Figure record listings:
——
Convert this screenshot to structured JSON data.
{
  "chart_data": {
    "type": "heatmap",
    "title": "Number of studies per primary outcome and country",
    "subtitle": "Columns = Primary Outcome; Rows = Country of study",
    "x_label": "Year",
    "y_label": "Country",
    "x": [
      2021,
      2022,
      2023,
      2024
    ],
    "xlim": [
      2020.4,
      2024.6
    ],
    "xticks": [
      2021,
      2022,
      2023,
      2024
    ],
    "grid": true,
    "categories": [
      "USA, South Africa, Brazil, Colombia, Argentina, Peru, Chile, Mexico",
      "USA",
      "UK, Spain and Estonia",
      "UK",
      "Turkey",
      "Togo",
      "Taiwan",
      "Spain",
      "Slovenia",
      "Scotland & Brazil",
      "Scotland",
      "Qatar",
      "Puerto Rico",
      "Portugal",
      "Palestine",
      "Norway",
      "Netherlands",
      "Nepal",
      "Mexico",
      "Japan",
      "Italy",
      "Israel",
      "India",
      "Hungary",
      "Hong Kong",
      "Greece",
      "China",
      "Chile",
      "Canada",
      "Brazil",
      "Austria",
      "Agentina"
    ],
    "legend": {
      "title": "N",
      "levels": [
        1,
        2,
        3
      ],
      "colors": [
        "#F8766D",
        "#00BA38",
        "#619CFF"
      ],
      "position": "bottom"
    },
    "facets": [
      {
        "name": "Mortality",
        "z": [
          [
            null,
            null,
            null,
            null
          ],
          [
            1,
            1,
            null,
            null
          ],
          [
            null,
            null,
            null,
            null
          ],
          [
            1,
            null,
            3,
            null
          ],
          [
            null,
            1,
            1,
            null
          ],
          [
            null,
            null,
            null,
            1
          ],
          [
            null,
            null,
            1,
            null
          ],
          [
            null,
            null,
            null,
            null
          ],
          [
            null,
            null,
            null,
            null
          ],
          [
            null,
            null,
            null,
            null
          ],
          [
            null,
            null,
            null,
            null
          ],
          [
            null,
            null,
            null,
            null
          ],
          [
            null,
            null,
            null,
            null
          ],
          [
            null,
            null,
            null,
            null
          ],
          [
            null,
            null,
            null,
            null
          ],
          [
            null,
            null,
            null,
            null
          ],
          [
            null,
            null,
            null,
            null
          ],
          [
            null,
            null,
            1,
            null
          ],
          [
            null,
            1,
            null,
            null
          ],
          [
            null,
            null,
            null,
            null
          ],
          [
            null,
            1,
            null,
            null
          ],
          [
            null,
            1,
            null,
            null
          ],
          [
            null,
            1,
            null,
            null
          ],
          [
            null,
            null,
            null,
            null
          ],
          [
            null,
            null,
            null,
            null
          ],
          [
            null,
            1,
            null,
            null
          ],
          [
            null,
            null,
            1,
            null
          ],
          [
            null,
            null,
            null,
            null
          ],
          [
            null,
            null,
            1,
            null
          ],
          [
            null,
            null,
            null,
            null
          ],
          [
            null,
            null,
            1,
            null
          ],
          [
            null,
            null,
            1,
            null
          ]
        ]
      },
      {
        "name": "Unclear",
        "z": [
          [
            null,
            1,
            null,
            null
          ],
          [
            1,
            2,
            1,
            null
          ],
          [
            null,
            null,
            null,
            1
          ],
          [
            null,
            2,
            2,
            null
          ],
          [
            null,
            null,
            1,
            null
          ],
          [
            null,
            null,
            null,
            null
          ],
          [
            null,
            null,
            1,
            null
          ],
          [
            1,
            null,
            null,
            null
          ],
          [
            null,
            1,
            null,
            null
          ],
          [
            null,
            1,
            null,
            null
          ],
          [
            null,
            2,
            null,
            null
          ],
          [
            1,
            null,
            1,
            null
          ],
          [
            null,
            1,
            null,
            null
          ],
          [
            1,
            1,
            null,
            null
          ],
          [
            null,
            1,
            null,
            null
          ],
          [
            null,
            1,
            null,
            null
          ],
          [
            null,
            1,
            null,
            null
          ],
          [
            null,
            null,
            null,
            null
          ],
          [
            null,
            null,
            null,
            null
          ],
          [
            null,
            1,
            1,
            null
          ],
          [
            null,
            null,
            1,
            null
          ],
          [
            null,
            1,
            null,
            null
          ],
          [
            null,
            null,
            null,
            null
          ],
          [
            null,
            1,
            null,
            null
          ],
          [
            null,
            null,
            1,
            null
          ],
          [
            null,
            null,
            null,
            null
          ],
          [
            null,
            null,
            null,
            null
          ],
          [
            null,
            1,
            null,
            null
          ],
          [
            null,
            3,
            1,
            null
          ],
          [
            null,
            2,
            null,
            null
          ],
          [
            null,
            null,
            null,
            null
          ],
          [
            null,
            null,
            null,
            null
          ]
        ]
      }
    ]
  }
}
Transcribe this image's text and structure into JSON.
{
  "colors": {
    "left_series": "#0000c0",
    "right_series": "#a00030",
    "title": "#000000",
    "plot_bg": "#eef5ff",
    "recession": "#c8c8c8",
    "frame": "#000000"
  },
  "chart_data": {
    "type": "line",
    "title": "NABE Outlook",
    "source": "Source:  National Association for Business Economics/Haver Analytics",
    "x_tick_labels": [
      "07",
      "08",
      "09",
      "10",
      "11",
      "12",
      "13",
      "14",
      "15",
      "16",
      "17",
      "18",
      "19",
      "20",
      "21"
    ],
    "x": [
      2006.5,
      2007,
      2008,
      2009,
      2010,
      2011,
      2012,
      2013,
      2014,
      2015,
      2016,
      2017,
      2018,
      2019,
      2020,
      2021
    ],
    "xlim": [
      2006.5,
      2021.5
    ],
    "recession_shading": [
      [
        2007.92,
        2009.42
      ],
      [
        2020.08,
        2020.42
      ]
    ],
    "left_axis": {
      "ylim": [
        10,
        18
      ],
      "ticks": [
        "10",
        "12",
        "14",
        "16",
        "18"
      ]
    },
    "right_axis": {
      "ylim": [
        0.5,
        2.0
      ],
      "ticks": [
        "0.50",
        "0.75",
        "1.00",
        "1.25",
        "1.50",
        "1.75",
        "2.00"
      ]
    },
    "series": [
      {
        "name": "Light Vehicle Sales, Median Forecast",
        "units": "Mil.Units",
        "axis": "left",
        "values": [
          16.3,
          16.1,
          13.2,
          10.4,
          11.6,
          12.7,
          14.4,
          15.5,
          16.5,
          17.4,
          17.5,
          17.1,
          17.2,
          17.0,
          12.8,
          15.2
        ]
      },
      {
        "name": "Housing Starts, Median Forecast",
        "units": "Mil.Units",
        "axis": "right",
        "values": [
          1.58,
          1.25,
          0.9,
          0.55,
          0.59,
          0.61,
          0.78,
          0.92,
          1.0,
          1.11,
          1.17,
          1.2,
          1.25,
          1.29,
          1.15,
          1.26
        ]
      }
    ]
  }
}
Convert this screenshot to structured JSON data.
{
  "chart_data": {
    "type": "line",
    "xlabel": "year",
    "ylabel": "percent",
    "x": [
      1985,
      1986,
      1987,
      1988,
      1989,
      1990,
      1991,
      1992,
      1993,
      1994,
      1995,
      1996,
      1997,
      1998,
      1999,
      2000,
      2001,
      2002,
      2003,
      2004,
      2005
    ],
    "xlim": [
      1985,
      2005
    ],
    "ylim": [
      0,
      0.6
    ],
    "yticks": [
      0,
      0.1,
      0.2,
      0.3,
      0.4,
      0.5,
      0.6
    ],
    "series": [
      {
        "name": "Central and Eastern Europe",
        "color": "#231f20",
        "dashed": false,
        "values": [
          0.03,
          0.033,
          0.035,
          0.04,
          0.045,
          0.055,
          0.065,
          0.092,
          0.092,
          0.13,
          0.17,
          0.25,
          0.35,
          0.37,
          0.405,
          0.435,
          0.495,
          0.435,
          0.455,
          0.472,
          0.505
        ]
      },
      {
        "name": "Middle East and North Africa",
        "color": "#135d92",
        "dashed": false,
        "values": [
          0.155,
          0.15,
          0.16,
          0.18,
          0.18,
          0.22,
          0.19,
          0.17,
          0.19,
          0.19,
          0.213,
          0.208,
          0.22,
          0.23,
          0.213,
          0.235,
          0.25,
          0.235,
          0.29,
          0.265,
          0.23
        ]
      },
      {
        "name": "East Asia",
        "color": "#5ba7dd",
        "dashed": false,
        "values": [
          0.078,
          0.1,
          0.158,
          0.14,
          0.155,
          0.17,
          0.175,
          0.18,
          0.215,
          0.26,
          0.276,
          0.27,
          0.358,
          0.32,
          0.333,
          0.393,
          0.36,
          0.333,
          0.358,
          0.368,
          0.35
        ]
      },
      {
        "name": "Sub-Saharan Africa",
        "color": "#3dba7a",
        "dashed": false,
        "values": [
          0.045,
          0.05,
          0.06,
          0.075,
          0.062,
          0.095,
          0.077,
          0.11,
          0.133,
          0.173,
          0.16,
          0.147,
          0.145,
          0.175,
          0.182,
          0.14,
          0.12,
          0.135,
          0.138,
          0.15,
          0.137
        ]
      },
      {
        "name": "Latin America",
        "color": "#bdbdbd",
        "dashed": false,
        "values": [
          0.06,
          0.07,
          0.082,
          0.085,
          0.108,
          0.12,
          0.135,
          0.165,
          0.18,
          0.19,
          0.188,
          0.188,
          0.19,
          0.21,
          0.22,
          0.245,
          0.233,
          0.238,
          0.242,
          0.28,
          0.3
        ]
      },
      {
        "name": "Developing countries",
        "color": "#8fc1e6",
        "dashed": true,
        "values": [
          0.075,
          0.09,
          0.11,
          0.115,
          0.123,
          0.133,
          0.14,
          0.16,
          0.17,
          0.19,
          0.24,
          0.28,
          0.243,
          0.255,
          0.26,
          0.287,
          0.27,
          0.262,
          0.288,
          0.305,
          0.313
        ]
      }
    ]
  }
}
——
* [WHAT NEEDS TO BE DONE]:
From the data above, copy each line where the string "name" appears.

* [TASK ANSWER]:
        "name": "Mortality",
        "name": "Unclear",
        "name": "Light Vehicle Sales, Median Forecast",
        "name": "Housing Starts, Median Forecast",
        "name": "Central and Eastern Europe",
        "name": "Middle East and North Africa",
        "name": "East Asia",
        "name": "Sub-Saharan Africa",
        "name": "Latin America",
        "name": "Developing countries",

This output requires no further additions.